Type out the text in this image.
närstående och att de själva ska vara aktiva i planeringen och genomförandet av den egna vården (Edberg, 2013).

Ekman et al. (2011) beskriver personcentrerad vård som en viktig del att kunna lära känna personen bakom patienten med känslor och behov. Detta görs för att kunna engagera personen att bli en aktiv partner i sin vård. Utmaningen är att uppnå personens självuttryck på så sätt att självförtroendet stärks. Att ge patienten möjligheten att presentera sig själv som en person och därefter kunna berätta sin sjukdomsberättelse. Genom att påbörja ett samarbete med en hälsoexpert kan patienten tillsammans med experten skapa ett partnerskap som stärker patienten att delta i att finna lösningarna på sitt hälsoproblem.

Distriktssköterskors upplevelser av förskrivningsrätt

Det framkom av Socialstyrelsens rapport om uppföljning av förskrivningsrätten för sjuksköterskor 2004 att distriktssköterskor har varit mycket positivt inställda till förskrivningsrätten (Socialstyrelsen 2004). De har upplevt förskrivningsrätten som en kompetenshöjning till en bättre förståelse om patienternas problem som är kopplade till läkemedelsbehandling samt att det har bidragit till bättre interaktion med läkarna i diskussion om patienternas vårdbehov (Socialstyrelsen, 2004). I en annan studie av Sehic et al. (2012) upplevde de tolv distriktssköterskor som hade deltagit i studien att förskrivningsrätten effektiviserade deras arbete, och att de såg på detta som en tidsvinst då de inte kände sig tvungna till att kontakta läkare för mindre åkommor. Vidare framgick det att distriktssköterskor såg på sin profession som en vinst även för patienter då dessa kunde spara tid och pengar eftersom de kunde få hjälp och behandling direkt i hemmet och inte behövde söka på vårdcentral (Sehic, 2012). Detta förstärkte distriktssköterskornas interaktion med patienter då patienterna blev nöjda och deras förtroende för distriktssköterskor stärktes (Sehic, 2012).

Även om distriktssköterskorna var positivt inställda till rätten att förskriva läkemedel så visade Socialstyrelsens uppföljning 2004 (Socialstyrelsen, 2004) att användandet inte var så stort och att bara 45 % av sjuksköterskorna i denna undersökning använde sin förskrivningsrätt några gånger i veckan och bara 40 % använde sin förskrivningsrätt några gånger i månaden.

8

★ ★ ★

→ ABOUT THIS EXERCISE
Note down each line above where the word "positivt" occurs.

→ RESULT FOR THIS EXERCISE
Det framkom av Socialstyrelsens rapport om uppföljning av förskrivningsrätten för sjuksköterskor 2004 att distriktssköterskor har varit mycket positivt inställda till förskrivningsrätten (Socialstyrelsen 2004). De har upplevt förskrivningsrätten som en kompetenshöjning till en bättre förståelse om patienternas problem som är kopplade till läkemedelsbehandling samt att det har bidragit till bättre interaktion med läkarna i diskussion om patienternas vårdbehov (Socialstyrelsen, 2004). I en annan studie av Sehic et al. (2012) upplevde de tolv distriktssköterskor som hade deltagit i studien att förskrivningsrätten effektiviserade deras arbete, och att de såg på detta som en tidsvinst då de inte kände sig tvungna till att kontakta läkare för mindre åkommor. Vidare framgick det att distriktssköterskor såg på sin profession som en vinst även för patienter då dessa kunde spara tid och pengar eftersom de kunde få hjälp och behandling direkt i hemmet och inte behövde söka på vårdcentral (Sehic, 2012). Detta förstärkte distriktssköterskornas interaktion med patienter då patienterna blev nöjda och deras förtroende för distriktssköterskor stärktes (Sehic, 2012).
Även om distriktssköterskorna var positivt inställda till rätten att förskriva läkemedel så visade Socialstyrelsens uppföljning 2004 (Socialstyrelsen, 2004) att användandet inte var så stort och att bara 45 % av sjuksköterskorna i denna undersökning använde sin förskrivningsrätt några gånger i veckan och bara 40 % använde sin förskrivningsrätt några gånger i månaden.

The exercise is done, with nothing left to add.